Read the lines below. Copy out any that hold the string "timestamp".

* Records provided

>> Start

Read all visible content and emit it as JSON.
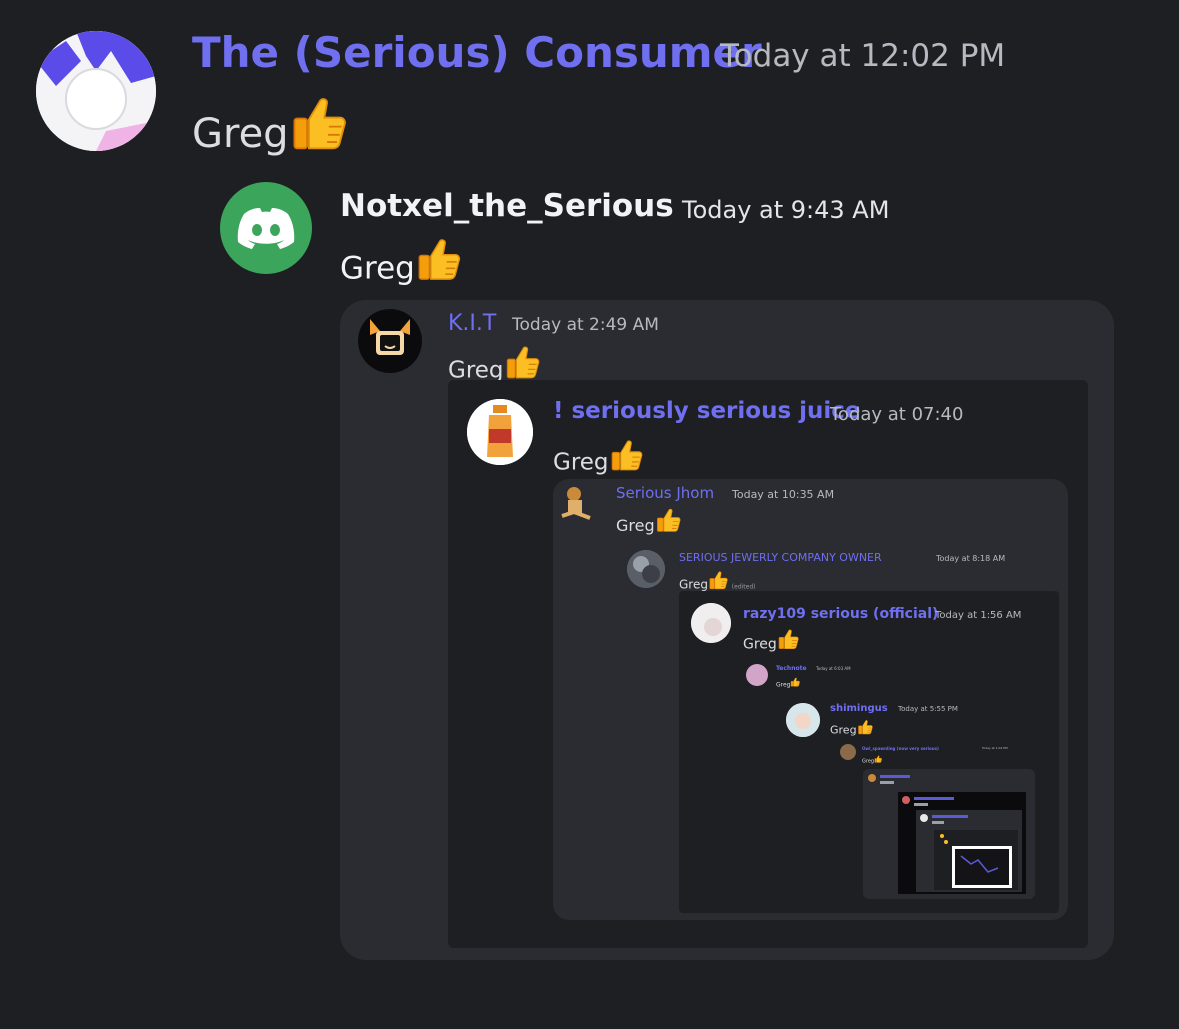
{
  "messages": [
    {
      "author": "The (Serious) Consumer",
      "timestamp": "Today at 12:02 PM",
      "text": "Greg"
    },
    {
      "author": "Notxel_the_Serious",
      "timestamp": "Today at 9:43 AM",
      "text": "Greg"
    },
    {
      "author": "K.I.T",
      "timestamp": "Today at 2:49 AM",
      "text": "Greg"
    },
    {
      "author": "! seriously serious juice",
      "timestamp": "Today at 07:40",
      "text": "Greg"
    },
    {
      "author": "Serious Jhom",
      "timestamp": "Today at 10:35 AM",
      "text": "Greg"
    },
    {
      "author": "SERIOUS JEWERLY COMPANY OWNER",
      "timestamp": "Today at 8:18 AM",
      "text": "Greg",
      "edited": "(edited)"
    },
    {
      "author": "razy109 serious (official)",
      "timestamp": "Today at 1:56 AM",
      "text": "Greg"
    },
    {
      "author": "Technote",
      "timestamp": "Today at 6:03 AM",
      "text": "Greg"
    },
    {
      "author": "shimingus",
      "timestamp": "Today at 5:55 PM",
      "text": "Greg"
    },
    {
      "author": "Owl_spawnling (now very serious)",
      "timestamp": "Today at 1:04 PM",
      "text": "Greg"
    }
  ],
  "icons": {
    "thumbs_up": "thumbs-up-emoji",
    "discord_logo": "discord-logo-icon"
  },
  "colors": {
    "background": "#1e1f23",
    "username": "#6f6ff0",
    "discord_green": "#3ba55c",
    "thumb": "#fbbf24"
  }
}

>> End

* Full output
      "timestamp": "Today at 12:02 PM",
      "timestamp": "Today at 9:43 AM",
      "timestamp": "Today at 2:49 AM",
      "timestamp": "Today at 07:40",
      "timestamp": "Today at 10:35 AM",
      "timestamp": "Today at 8:18 AM",
      "timestamp": "Today at 1:56 AM",
      "timestamp": "Today at 6:03 AM",
      "timestamp": "Today at 5:55 PM",
      "timestamp": "Today at 1:04 PM",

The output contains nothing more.